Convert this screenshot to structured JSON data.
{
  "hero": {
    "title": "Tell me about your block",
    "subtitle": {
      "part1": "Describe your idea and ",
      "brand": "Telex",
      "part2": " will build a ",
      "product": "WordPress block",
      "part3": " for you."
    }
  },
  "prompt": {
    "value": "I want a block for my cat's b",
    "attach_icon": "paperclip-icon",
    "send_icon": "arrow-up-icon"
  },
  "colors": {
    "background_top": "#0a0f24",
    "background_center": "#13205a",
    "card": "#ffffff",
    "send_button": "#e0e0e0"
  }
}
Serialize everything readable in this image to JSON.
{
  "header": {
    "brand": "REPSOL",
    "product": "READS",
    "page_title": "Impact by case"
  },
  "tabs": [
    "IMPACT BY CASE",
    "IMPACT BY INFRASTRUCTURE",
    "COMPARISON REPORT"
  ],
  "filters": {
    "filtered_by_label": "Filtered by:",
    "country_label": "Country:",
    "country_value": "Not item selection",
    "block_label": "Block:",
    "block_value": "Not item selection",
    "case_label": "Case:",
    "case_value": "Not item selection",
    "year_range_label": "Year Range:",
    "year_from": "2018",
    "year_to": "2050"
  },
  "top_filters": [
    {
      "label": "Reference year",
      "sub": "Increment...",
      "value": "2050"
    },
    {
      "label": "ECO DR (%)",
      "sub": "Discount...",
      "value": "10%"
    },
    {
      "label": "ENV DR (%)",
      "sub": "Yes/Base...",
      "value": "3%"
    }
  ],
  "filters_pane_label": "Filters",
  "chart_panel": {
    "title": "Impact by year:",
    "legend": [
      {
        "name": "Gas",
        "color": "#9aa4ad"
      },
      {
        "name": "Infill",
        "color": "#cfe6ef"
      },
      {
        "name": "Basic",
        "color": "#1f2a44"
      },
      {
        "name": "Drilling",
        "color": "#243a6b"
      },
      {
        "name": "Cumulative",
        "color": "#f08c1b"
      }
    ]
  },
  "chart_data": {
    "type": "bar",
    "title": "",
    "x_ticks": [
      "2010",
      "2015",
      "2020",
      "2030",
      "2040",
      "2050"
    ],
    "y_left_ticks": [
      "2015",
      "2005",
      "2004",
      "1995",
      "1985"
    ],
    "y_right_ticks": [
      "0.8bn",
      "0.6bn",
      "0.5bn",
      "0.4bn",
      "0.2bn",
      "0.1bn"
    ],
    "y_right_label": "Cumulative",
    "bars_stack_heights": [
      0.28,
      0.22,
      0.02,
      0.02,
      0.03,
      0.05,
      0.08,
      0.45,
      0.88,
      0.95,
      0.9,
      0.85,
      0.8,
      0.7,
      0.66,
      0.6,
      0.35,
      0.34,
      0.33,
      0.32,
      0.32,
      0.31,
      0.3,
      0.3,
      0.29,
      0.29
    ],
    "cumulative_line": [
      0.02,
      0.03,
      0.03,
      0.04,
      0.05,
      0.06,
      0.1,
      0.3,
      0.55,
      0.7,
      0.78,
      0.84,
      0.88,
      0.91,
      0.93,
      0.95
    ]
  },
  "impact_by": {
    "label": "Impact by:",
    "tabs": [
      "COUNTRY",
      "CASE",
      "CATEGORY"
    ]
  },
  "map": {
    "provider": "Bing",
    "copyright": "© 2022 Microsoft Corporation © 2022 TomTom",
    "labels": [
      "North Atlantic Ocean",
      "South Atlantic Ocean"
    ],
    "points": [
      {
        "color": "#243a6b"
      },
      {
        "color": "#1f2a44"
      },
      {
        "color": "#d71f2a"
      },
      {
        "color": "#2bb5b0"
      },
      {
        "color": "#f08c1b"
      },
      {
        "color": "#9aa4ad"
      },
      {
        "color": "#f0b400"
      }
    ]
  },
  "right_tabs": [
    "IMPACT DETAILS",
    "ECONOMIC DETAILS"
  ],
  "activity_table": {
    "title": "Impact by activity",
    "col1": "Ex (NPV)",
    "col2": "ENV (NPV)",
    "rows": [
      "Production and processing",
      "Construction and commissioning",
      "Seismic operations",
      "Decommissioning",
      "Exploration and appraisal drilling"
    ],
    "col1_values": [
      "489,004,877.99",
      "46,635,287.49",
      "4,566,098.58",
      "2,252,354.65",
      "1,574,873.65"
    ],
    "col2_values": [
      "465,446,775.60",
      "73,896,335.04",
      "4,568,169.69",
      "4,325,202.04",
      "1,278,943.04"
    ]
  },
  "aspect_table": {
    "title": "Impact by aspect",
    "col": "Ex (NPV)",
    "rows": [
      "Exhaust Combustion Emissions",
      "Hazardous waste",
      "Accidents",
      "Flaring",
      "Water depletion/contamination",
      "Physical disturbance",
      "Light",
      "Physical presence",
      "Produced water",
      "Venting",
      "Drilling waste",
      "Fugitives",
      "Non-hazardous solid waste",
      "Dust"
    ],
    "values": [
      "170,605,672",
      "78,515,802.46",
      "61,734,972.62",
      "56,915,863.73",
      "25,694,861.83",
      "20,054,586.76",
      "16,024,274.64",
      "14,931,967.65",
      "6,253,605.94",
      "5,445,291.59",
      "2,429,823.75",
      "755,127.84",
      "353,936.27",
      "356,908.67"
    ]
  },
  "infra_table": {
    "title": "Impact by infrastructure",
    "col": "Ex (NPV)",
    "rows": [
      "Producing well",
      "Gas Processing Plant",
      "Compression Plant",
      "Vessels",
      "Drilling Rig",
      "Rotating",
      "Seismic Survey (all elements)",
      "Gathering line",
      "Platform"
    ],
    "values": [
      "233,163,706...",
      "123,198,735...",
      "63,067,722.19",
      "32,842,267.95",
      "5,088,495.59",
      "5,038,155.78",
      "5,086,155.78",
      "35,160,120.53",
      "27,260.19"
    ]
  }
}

What you should do →
Restate the whole of the material exactly.

Result of this task →
Convert this screenshot to structured JSON data.
{
  "hero": {
    "title": "Tell me about your block",
    "subtitle": {
      "part1": "Describe your idea and ",
      "brand": "Telex",
      "part2": " will build a ",
      "product": "WordPress block",
      "part3": " for you."
    }
  },
  "prompt": {
    "value": "I want a block for my cat's b",
    "attach_icon": "paperclip-icon",
    "send_icon": "arrow-up-icon"
  },
  "colors": {
    "background_top": "#0a0f24",
    "background_center": "#13205a",
    "card": "#ffffff",
    "send_button": "#e0e0e0"
  }
}
Serialize everything readable in this image to JSON.
{
  "header": {
    "brand": "REPSOL",
    "product": "READS",
    "page_title": "Impact by case"
  },
  "tabs": [
    "IMPACT BY CASE",
    "IMPACT BY INFRASTRUCTURE",
    "COMPARISON REPORT"
  ],
  "filters": {
    "filtered_by_label": "Filtered by:",
    "country_label": "Country:",
    "country_value": "Not item selection",
    "block_label": "Block:",
    "block_value": "Not item selection",
    "case_label": "Case:",
    "case_value": "Not item selection",
    "year_range_label": "Year Range:",
    "year_from": "2018",
    "year_to": "2050"
  },
  "top_filters": [
    {
      "label": "Reference year",
      "sub": "Increment...",
      "value": "2050"
    },
    {
      "label": "ECO DR (%)",
      "sub": "Discount...",
      "value": "10%"
    },
    {
      "label": "ENV DR (%)",
      "sub": "Yes/Base...",
      "value": "3%"
    }
  ],
  "filters_pane_label": "Filters",
  "chart_panel": {
    "title": "Impact by year:",
    "legend": [
      {
        "name": "Gas",
        "color": "#9aa4ad"
      },
      {
        "name": "Infill",
        "color": "#cfe6ef"
      },
      {
        "name": "Basic",
        "color": "#1f2a44"
      },
      {
        "name": "Drilling",
        "color": "#243a6b"
      },
      {
        "name": "Cumulative",
        "color": "#f08c1b"
      }
    ]
  },
  "chart_data": {
    "type": "bar",
    "title": "",
    "x_ticks": [
      "2010",
      "2015",
      "2020",
      "2030",
      "2040",
      "2050"
    ],
    "y_left_ticks": [
      "2015",
      "2005",
      "2004",
      "1995",
      "1985"
    ],
    "y_right_ticks": [
      "0.8bn",
      "0.6bn",
      "0.5bn",
      "0.4bn",
      "0.2bn",
      "0.1bn"
    ],
    "y_right_label": "Cumulative",
    "bars_stack_heights": [
      0.28,
      0.22,
      0.02,
      0.02,
      0.03,
      0.05,
      0.08,
      0.45,
      0.88,
      0.95,
      0.9,
      0.85,
      0.8,
      0.7,
      0.66,
      0.6,
      0.35,
      0.34,
      0.33,
      0.32,
      0.32,
      0.31,
      0.3,
      0.3,
      0.29,
      0.29
    ],
    "cumulative_line": [
      0.02,
      0.03,
      0.03,
      0.04,
      0.05,
      0.06,
      0.1,
      0.3,
      0.55,
      0.7,
      0.78,
      0.84,
      0.88,
      0.91,
      0.93,
      0.95
    ]
  },
  "impact_by": {
    "label": "Impact by:",
    "tabs": [
      "COUNTRY",
      "CASE",
      "CATEGORY"
    ]
  },
  "map": {
    "provider": "Bing",
    "copyright": "© 2022 Microsoft Corporation © 2022 TomTom",
    "labels": [
      "North Atlantic Ocean",
      "South Atlantic Ocean"
    ],
    "points": [
      {
        "color": "#243a6b"
      },
      {
        "color": "#1f2a44"
      },
      {
        "color": "#d71f2a"
      },
      {
        "color": "#2bb5b0"
      },
      {
        "color": "#f08c1b"
      },
      {
        "color": "#9aa4ad"
      },
      {
        "color": "#f0b400"
      }
    ]
  },
  "right_tabs": [
    "IMPACT DETAILS",
    "ECONOMIC DETAILS"
  ],
  "activity_table": {
    "title": "Impact by activity",
    "col1": "Ex (NPV)",
    "col2": "ENV (NPV)",
    "rows": [
      "Production and processing",
      "Construction and commissioning",
      "Seismic operations",
      "Decommissioning",
      "Exploration and appraisal drilling"
    ],
    "col1_values": [
      "489,004,877.99",
      "46,635,287.49",
      "4,566,098.58",
      "2,252,354.65",
      "1,574,873.65"
    ],
    "col2_values": [
      "465,446,775.60",
      "73,896,335.04",
      "4,568,169.69",
      "4,325,202.04",
      "1,278,943.04"
    ]
  },
  "aspect_table": {
    "title": "Impact by aspect",
    "col": "Ex (NPV)",
    "rows": [
      "Exhaust Combustion Emissions",
      "Hazardous waste",
      "Accidents",
      "Flaring",
      "Water depletion/contamination",
      "Physical disturbance",
      "Light",
      "Physical presence",
      "Produced water",
      "Venting",
      "Drilling waste",
      "Fugitives",
      "Non-hazardous solid waste",
      "Dust"
    ],
    "values": [
      "170,605,672",
      "78,515,802.46",
      "61,734,972.62",
      "56,915,863.73",
      "25,694,861.83",
      "20,054,586.76",
      "16,024,274.64",
      "14,931,967.65",
      "6,253,605.94",
      "5,445,291.59",
      "2,429,823.75",
      "755,127.84",
      "353,936.27",
      "356,908.67"
    ]
  },
  "infra_table": {
    "title": "Impact by infrastructure",
    "col": "Ex (NPV)",
    "rows": [
      "Producing well",
      "Gas Processing Plant",
      "Compression Plant",
      "Vessels",
      "Drilling Rig",
      "Rotating",
      "Seismic Survey (all elements)",
      "Gathering line",
      "Platform"
    ],
    "values": [
      "233,163,706...",
      "123,198,735...",
      "63,067,722.19",
      "32,842,267.95",
      "5,088,495.59",
      "5,038,155.78",
      "5,086,155.78",
      "35,160,120.53",
      "27,260.19"
    ]
  }
}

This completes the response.